■ Exercise materials:
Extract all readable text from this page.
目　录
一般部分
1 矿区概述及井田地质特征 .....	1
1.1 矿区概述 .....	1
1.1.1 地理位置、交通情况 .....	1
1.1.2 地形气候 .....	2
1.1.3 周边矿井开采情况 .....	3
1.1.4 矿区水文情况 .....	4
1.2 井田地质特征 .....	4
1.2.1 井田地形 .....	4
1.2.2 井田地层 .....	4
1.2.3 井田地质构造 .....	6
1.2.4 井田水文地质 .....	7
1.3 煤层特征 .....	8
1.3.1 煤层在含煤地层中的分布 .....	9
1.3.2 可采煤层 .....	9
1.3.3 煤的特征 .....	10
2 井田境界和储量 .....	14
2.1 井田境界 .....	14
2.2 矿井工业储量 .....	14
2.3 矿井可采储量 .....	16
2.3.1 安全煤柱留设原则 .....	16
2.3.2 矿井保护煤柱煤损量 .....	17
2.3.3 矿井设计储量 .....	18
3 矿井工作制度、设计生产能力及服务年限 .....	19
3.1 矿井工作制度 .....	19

■ Stated task:
Go through the listing above and restate it word for word.

■ Answer below:
Extract all readable text from this page.
目　录
一般部分
1 矿区概述及井田地质特征 .....	1
1.1 矿区概述 .....	1
1.1.1 地理位置、交通情况 .....	1
1.1.2 地形气候 .....	2
1.1.3 周边矿井开采情况 .....	3
1.1.4 矿区水文情况 .....	4
1.2 井田地质特征 .....	4
1.2.1 井田地形 .....	4
1.2.2 井田地层 .....	4
1.2.3 井田地质构造 .....	6
1.2.4 井田水文地质 .....	7
1.3 煤层特征 .....	8
1.3.1 煤层在含煤地层中的分布 .....	9
1.3.2 可采煤层 .....	9
1.3.3 煤的特征 .....	10
2 井田境界和储量 .....	14
2.1 井田境界 .....	14
2.2 矿井工业储量 .....	14
2.3 矿井可采储量 .....	16
2.3.1 安全煤柱留设原则 .....	16
2.3.2 矿井保护煤柱煤损量 .....	17
2.3.3 矿井设计储量 .....	18
3 矿井工作制度、设计生产能力及服务年限 .....	19
3.1 矿井工作制度 .....	19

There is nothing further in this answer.